> **DATA FOR THE TASK**:
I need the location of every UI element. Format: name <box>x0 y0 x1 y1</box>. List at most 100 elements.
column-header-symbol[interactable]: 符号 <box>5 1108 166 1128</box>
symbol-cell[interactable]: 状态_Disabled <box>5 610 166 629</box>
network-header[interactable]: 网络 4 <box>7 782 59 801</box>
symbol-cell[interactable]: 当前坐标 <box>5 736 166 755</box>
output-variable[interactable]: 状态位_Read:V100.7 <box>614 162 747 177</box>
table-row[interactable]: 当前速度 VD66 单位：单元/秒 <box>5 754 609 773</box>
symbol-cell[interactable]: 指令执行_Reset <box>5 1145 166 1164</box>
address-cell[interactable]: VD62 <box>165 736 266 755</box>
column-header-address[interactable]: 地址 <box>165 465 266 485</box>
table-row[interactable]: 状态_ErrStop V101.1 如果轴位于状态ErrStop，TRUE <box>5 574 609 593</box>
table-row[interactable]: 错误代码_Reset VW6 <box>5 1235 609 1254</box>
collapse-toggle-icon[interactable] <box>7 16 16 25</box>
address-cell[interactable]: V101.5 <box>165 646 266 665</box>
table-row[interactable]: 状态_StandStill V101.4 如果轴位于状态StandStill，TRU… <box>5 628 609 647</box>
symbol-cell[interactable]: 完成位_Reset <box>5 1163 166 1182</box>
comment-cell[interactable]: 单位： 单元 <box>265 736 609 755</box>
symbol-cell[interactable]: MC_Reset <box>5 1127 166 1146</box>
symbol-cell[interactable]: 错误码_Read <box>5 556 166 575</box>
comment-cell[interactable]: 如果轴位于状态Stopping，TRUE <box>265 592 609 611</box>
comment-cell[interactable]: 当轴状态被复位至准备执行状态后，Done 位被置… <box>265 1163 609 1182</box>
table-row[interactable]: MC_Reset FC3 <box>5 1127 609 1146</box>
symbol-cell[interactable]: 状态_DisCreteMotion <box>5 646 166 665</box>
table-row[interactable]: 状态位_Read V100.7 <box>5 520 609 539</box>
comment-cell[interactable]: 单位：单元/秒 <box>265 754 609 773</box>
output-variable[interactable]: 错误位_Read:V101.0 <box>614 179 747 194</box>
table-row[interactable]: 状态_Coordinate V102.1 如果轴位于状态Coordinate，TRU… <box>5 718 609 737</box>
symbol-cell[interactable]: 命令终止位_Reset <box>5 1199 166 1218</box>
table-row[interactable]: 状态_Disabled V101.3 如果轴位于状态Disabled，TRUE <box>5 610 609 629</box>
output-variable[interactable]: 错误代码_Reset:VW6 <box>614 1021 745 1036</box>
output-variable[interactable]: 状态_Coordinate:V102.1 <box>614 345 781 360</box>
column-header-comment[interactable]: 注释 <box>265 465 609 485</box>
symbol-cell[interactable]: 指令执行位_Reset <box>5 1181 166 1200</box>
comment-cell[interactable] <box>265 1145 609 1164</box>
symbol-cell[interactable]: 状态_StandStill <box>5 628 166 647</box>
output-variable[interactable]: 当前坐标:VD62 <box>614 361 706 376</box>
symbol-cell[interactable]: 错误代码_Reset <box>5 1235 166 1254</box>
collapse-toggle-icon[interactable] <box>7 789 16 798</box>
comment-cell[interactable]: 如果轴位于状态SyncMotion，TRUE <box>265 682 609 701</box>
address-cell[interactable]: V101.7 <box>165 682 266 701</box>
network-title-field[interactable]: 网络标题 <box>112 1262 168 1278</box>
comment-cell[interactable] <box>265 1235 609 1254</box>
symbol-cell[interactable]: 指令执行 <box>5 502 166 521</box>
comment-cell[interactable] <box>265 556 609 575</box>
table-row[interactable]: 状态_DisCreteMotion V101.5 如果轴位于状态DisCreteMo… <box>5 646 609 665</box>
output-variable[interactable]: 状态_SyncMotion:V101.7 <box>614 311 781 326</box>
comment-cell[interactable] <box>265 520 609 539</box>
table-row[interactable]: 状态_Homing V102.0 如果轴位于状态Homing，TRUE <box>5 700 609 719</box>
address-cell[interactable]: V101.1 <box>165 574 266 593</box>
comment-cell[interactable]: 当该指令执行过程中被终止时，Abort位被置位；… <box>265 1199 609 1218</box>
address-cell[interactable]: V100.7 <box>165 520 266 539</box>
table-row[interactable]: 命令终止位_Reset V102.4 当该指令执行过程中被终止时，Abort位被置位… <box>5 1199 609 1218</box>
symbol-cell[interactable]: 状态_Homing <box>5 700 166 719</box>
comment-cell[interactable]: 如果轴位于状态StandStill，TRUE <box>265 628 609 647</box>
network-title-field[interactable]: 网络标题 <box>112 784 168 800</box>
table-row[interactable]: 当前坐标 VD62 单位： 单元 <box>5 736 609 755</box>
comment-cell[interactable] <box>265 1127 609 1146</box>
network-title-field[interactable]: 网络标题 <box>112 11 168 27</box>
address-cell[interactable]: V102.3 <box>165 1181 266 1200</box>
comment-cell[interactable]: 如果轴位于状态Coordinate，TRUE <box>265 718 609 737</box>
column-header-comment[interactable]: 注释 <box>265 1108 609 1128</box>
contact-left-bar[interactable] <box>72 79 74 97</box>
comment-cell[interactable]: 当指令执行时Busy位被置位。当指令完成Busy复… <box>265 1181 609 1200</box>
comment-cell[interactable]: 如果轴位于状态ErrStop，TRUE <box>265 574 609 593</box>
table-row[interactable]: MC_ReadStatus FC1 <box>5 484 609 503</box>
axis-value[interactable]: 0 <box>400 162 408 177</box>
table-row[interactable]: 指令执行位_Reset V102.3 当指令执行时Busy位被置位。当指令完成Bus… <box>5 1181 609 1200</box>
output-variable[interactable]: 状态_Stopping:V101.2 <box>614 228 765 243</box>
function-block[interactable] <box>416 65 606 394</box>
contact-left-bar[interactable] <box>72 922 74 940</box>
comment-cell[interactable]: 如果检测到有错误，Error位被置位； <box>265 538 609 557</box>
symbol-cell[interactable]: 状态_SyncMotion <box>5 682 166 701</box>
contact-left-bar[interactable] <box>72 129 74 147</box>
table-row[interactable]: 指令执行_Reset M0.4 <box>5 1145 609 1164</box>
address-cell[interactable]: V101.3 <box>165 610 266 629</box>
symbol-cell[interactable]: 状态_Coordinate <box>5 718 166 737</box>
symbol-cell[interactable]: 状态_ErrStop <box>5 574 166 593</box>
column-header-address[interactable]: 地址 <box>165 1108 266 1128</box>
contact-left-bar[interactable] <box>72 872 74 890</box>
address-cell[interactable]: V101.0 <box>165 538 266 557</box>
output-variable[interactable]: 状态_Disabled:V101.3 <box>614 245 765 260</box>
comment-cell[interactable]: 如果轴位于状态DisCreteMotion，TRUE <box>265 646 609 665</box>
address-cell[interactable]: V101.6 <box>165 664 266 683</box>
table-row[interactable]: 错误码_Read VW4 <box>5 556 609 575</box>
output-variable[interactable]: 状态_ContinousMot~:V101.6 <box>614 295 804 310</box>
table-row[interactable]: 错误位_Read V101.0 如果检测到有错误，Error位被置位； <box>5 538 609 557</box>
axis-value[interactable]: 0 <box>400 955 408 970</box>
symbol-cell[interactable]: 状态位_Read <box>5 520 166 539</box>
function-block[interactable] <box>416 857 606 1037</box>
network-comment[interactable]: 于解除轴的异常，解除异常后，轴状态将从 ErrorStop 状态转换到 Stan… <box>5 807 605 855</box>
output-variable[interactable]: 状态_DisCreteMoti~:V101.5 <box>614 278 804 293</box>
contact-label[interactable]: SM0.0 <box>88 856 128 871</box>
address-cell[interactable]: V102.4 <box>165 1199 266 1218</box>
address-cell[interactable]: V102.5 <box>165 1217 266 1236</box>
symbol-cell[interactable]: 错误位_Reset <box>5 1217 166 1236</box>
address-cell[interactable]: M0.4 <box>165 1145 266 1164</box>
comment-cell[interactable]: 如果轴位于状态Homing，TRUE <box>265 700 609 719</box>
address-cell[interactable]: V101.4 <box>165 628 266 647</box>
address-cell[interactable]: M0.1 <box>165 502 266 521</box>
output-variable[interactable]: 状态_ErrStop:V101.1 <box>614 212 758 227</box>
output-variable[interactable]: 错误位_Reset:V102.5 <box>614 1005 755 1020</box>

> **WHAT NEEDS TO BE DONE**: Replace "network-header" with "section-header" in the listing, from its start through the line containing "network-header[interactable]: 网络 4". Leave everything else unchanged and give only those lines.

> **CORRECT OUTPUT**:
I need the location of every UI element. Format: name <box>x0 y0 x1 y1</box>. List at most 100 elements.
column-header-symbol[interactable]: 符号 <box>5 1108 166 1128</box>
symbol-cell[interactable]: 状态_Disabled <box>5 610 166 629</box>
section-header[interactable]: 网络 4 <box>7 782 59 801</box>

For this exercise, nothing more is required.